A block of data:

++++++++++

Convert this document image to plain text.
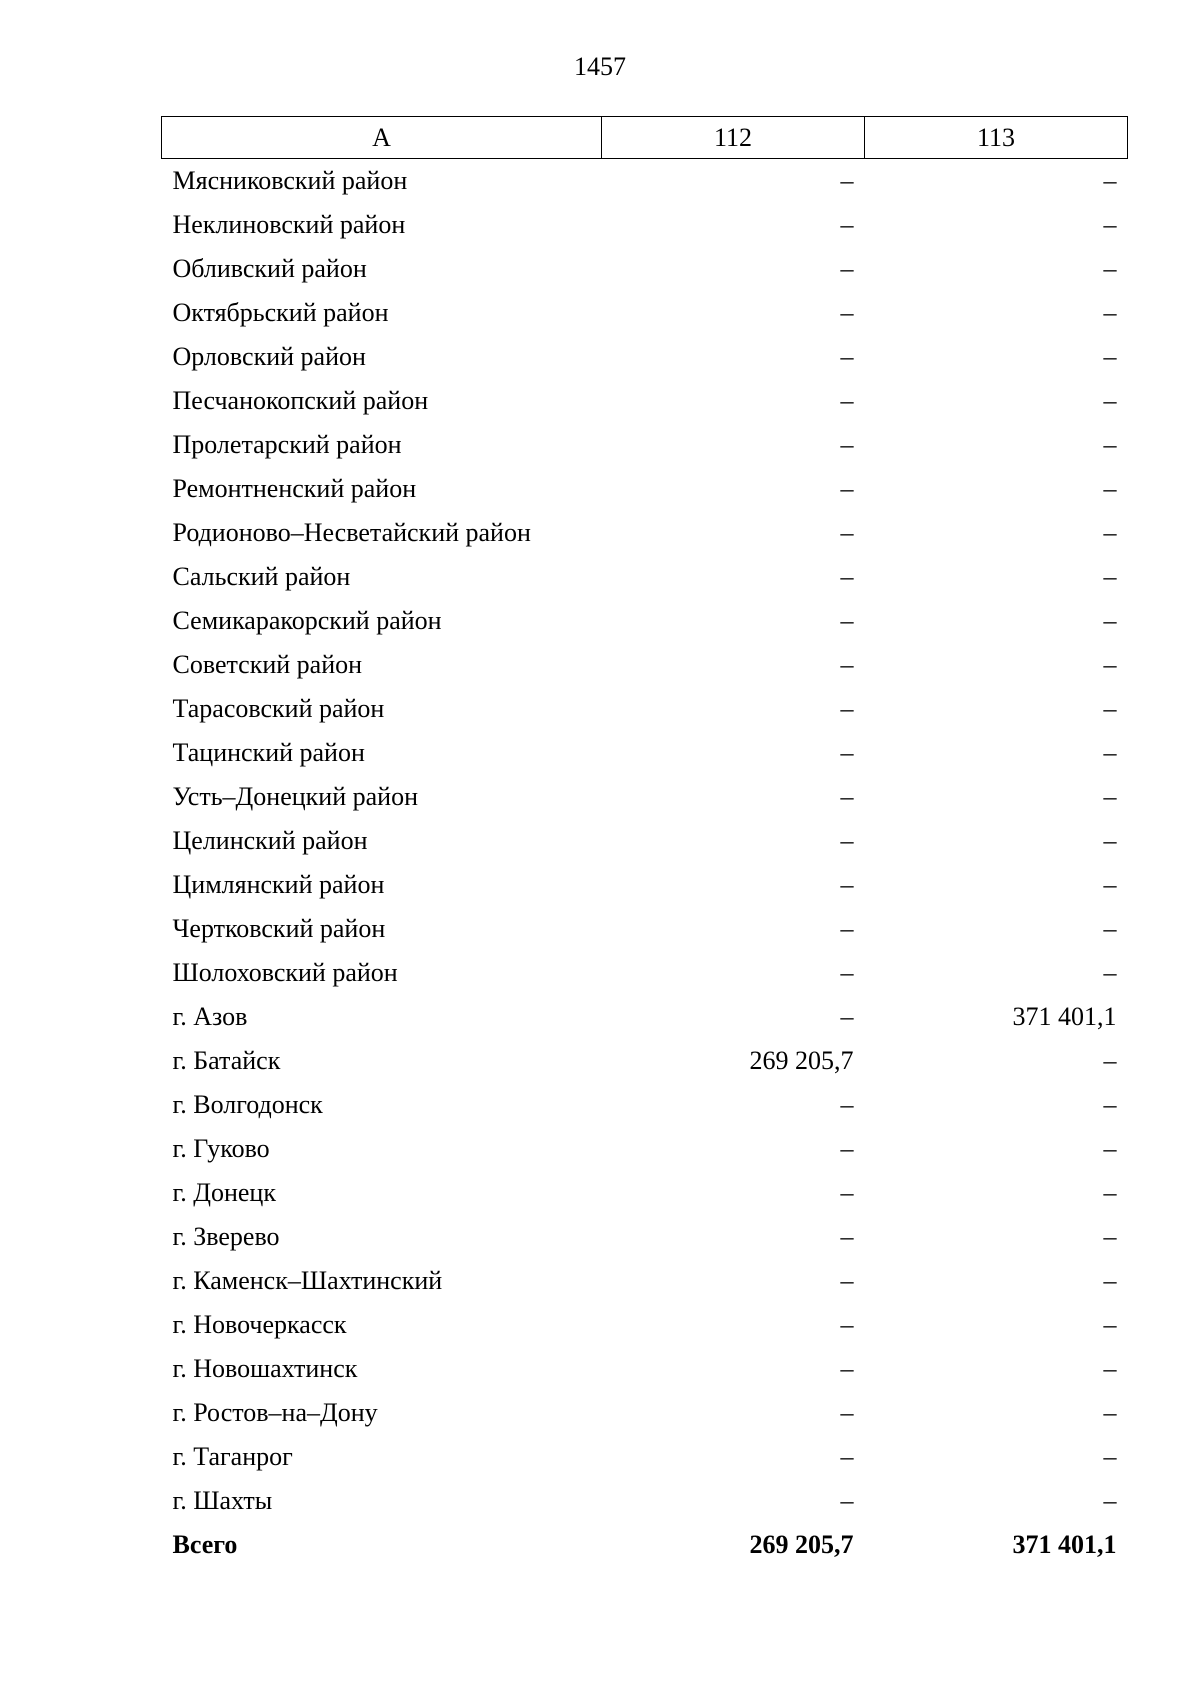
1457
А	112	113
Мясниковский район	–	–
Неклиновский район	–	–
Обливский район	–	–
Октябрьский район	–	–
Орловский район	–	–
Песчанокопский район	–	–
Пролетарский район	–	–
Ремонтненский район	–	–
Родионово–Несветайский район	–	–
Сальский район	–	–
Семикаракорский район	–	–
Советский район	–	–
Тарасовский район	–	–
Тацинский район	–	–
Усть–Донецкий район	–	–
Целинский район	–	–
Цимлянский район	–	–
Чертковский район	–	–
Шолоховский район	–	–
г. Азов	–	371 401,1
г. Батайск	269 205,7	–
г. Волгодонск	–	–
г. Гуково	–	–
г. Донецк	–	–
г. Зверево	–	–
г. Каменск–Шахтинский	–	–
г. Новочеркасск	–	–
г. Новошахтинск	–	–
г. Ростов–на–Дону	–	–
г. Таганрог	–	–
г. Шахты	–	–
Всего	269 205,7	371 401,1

++++++++++

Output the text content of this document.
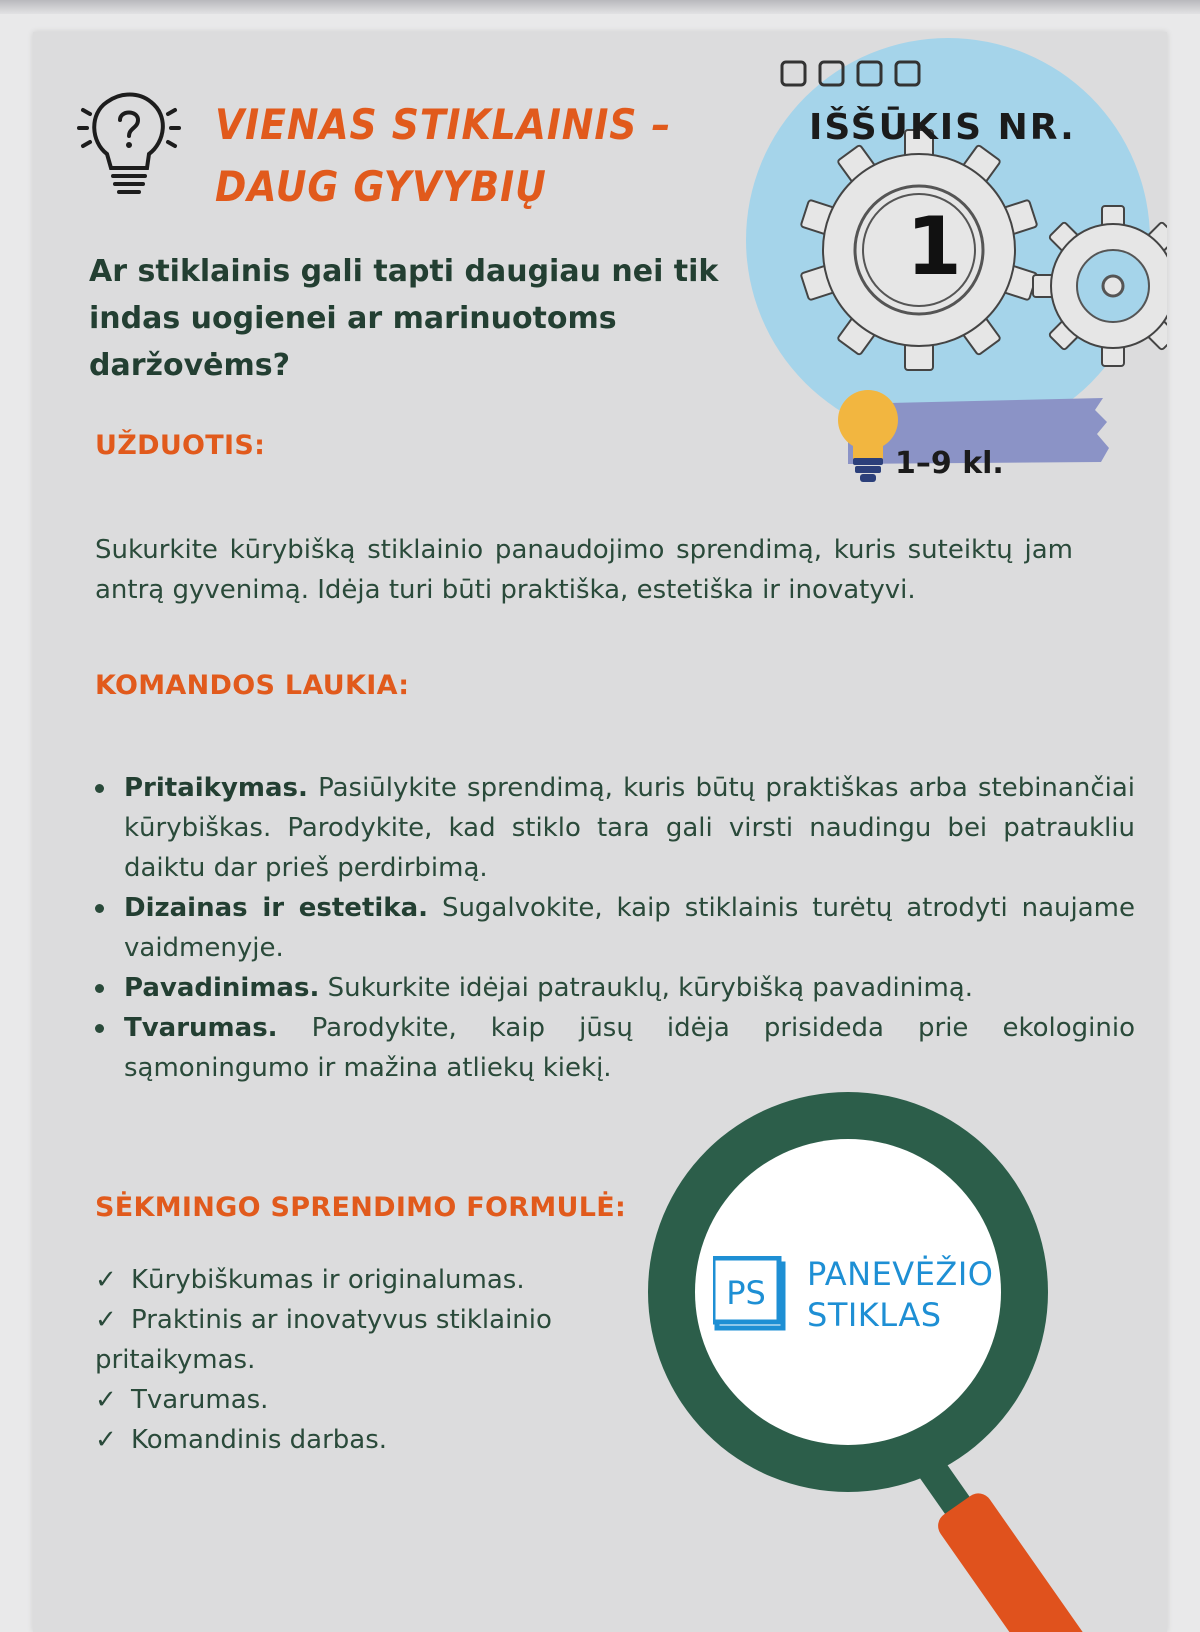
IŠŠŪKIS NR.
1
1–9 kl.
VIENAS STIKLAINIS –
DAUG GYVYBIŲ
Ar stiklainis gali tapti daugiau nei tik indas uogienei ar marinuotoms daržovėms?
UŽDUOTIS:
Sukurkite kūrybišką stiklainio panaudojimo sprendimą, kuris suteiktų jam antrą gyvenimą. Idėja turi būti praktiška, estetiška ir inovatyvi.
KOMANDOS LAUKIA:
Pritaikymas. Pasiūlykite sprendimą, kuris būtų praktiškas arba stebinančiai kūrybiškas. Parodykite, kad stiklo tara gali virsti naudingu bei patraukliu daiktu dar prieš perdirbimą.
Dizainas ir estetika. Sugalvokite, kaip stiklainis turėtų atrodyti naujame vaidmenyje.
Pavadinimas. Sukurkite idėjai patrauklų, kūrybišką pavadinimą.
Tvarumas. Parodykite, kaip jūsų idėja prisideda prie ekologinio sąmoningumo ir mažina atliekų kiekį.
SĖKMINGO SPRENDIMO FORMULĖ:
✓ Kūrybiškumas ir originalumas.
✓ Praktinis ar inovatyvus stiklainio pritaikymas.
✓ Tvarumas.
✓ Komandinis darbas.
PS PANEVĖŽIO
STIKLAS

++++++++++

Task objective:
Collect every line from the records above that contains the word "Tvarumas".

The completed task:
Tvarumas. Parodykite, kaip jūsų idėja prisideda prie ekologinio sąmoningumo ir mažina atliekų kiekį.
✓ Tvarumas.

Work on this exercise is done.